-- begin --
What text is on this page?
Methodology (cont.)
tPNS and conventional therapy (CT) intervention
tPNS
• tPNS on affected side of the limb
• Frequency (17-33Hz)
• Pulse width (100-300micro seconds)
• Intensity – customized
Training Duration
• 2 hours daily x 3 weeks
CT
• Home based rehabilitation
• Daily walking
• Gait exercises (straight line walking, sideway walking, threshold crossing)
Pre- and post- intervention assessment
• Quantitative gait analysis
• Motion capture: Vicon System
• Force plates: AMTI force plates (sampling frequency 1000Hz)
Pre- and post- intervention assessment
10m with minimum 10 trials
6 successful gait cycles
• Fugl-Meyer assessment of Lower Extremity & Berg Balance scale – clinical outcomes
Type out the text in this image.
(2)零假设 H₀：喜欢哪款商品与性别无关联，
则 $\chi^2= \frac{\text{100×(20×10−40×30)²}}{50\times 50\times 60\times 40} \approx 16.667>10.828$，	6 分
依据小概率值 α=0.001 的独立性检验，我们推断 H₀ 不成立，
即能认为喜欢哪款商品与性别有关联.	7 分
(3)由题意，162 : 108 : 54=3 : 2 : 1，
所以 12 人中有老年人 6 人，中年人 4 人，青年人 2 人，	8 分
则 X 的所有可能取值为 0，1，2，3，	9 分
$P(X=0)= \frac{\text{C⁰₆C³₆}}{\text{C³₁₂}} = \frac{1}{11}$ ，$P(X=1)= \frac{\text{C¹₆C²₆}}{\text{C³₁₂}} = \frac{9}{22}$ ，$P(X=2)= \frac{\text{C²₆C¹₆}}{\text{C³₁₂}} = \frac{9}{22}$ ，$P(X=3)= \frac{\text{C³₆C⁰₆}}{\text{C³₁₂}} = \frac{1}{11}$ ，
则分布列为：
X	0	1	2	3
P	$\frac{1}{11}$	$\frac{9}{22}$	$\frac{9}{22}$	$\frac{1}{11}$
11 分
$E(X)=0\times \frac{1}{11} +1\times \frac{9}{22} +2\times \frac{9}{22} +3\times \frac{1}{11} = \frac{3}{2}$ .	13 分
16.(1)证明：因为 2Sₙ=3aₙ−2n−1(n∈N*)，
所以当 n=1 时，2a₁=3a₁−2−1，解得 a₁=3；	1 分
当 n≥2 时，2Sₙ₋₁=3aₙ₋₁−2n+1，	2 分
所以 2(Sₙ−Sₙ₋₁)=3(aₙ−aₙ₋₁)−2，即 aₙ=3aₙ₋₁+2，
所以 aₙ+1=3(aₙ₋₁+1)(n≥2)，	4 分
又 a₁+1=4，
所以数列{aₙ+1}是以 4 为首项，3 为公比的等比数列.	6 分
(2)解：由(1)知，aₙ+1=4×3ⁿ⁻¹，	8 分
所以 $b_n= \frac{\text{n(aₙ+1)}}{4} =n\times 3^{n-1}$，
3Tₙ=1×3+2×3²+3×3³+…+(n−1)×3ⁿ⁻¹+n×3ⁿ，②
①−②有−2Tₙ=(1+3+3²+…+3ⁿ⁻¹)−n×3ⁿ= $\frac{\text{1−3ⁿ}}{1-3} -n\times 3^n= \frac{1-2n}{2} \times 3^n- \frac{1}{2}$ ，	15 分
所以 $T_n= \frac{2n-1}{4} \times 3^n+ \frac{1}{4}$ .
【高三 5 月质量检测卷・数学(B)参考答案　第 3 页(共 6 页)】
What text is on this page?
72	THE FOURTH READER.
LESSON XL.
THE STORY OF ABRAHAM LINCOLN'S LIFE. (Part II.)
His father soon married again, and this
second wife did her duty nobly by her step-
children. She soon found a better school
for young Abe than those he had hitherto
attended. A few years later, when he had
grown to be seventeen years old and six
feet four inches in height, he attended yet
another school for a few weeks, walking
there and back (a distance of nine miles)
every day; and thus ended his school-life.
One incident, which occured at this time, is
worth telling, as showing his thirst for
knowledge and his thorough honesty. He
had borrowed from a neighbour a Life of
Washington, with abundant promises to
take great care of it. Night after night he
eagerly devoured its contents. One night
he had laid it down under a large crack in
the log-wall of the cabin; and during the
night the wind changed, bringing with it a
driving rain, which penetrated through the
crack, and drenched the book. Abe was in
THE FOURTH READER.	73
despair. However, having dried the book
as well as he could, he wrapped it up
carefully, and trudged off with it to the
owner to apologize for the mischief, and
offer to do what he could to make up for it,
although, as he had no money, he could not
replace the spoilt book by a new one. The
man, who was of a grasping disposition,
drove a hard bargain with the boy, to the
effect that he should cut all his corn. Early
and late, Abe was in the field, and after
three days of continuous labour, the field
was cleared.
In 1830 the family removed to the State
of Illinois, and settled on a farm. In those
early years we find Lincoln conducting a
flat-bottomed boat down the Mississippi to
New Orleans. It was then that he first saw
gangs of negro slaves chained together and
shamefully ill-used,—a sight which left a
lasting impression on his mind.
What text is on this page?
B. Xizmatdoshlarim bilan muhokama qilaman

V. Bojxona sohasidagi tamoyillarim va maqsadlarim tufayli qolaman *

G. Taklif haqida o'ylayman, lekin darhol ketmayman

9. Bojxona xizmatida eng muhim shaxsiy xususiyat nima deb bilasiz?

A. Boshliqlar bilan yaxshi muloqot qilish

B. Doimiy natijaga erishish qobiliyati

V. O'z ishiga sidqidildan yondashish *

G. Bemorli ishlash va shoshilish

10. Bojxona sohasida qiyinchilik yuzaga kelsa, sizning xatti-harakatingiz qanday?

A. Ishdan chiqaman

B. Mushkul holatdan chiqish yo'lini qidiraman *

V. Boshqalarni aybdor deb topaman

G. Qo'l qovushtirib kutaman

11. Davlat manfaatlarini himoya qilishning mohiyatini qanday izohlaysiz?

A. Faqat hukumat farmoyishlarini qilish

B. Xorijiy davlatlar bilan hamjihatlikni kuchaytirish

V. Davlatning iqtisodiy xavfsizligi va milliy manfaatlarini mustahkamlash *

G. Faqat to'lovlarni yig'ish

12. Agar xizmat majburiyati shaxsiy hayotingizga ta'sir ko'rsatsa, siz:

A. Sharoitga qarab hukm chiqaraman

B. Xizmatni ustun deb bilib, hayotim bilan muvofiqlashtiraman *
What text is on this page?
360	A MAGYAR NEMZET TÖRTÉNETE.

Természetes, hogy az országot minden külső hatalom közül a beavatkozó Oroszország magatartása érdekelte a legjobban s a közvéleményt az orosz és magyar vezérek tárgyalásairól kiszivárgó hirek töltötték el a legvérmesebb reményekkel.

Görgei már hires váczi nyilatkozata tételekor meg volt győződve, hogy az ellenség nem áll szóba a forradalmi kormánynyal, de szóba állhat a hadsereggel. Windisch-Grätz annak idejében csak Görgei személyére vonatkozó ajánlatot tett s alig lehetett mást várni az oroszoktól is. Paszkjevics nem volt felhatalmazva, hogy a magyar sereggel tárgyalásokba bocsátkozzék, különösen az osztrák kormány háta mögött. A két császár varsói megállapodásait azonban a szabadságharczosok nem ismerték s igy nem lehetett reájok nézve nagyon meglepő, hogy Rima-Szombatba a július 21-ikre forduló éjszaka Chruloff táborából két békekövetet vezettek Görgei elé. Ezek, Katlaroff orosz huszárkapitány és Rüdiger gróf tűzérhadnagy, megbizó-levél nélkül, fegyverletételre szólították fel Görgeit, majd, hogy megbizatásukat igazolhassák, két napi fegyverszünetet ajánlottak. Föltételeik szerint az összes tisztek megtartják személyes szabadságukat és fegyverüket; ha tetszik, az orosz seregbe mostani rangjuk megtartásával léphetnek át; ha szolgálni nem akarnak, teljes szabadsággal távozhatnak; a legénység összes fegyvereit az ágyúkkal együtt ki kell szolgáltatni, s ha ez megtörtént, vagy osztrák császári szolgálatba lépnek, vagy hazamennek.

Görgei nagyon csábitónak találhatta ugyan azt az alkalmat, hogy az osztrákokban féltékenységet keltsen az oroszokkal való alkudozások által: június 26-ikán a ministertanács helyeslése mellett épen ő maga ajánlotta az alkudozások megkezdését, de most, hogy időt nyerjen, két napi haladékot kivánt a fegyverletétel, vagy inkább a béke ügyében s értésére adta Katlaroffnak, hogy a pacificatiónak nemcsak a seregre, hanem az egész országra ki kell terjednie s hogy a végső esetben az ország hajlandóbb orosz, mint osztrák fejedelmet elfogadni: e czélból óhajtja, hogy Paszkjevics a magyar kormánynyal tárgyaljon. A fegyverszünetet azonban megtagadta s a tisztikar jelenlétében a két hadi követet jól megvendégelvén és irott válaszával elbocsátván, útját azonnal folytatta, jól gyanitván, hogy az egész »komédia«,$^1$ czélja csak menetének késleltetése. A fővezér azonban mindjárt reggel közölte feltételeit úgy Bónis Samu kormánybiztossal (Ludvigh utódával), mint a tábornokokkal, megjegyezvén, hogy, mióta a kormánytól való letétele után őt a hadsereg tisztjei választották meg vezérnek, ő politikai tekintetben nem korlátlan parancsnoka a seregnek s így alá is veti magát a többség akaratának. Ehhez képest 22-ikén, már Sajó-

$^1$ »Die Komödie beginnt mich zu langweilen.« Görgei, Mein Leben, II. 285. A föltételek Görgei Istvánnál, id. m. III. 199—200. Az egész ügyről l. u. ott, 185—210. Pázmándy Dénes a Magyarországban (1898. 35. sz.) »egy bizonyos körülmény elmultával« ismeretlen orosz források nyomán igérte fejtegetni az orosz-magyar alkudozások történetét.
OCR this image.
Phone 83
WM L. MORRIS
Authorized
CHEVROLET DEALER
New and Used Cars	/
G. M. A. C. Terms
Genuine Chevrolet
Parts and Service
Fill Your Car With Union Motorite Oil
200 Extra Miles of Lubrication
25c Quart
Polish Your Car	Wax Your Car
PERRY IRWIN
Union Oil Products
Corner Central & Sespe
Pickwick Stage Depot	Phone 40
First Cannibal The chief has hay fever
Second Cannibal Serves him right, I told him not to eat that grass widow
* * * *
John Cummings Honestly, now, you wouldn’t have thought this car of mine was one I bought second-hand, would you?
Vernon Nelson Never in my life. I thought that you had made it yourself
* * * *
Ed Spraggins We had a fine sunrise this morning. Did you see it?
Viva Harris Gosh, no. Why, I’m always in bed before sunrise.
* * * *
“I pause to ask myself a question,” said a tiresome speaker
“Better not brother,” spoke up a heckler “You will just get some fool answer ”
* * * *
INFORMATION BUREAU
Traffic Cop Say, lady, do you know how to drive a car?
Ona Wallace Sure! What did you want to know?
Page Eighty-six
-- end --
— WHAT TO WORK ON —
Where a line in the material contains "soon", copy that line.

— RESULT OF THE EXERCISE —
His father soon married again, and this
children. She soon found a better school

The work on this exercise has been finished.